> **Records from a dataset**
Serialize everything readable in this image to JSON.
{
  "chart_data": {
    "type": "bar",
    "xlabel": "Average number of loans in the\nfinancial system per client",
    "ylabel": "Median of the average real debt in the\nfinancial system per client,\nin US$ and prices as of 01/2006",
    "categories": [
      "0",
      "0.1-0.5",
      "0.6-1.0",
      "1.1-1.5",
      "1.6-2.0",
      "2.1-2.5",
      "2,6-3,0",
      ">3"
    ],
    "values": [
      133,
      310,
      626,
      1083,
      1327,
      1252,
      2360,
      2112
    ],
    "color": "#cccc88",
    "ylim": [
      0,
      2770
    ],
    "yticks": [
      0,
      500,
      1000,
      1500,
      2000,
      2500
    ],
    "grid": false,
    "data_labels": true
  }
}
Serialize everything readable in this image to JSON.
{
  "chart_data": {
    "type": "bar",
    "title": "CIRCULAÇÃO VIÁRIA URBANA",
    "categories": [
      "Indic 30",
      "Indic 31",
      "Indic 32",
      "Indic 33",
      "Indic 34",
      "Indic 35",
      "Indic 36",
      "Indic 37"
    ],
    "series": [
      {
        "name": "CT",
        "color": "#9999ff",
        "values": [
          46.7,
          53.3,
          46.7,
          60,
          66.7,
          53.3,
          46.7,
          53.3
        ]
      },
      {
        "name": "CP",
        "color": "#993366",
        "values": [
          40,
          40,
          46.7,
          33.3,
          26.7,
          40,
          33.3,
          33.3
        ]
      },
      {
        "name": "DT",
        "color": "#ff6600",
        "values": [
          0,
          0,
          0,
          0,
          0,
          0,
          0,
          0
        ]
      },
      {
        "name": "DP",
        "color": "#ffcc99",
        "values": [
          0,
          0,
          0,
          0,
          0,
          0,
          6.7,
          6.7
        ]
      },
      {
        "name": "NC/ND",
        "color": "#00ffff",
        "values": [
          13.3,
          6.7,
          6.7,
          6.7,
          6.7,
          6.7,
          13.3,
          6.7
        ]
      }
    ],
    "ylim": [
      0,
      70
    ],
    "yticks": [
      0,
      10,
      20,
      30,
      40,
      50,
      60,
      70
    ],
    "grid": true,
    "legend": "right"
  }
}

> **What is being asked**
Retype the listing. Match it exactly.

> **Output**
Serialize everything readable in this image to JSON.
{
  "chart_data": {
    "type": "bar",
    "xlabel": "Average number of loans in the\nfinancial system per client",
    "ylabel": "Median of the average real debt in the\nfinancial system per client,\nin US$ and prices as of 01/2006",
    "categories": [
      "0",
      "0.1-0.5",
      "0.6-1.0",
      "1.1-1.5",
      "1.6-2.0",
      "2.1-2.5",
      "2,6-3,0",
      ">3"
    ],
    "values": [
      133,
      310,
      626,
      1083,
      1327,
      1252,
      2360,
      2112
    ],
    "color": "#cccc88",
    "ylim": [
      0,
      2770
    ],
    "yticks": [
      0,
      500,
      1000,
      1500,
      2000,
      2500
    ],
    "grid": false,
    "data_labels": true
  }
}
Serialize everything readable in this image to JSON.
{
  "chart_data": {
    "type": "bar",
    "title": "CIRCULAÇÃO VIÁRIA URBANA",
    "categories": [
      "Indic 30",
      "Indic 31",
      "Indic 32",
      "Indic 33",
      "Indic 34",
      "Indic 35",
      "Indic 36",
      "Indic 37"
    ],
    "series": [
      {
        "name": "CT",
        "color": "#9999ff",
        "values": [
          46.7,
          53.3,
          46.7,
          60,
          66.7,
          53.3,
          46.7,
          53.3
        ]
      },
      {
        "name": "CP",
        "color": "#993366",
        "values": [
          40,
          40,
          46.7,
          33.3,
          26.7,
          40,
          33.3,
          33.3
        ]
      },
      {
        "name": "DT",
        "color": "#ff6600",
        "values": [
          0,
          0,
          0,
          0,
          0,
          0,
          0,
          0
        ]
      },
      {
        "name": "DP",
        "color": "#ffcc99",
        "values": [
          0,
          0,
          0,
          0,
          0,
          0,
          6.7,
          6.7
        ]
      },
      {
        "name": "NC/ND",
        "color": "#00ffff",
        "values": [
          13.3,
          6.7,
          6.7,
          6.7,
          6.7,
          6.7,
          13.3,
          6.7
        ]
      }
    ],
    "ylim": [
      0,
      70
    ],
    "yticks": [
      0,
      10,
      20,
      30,
      40,
      50,
      60,
      70
    ],
    "grid": true,
    "legend": "right"
  }
}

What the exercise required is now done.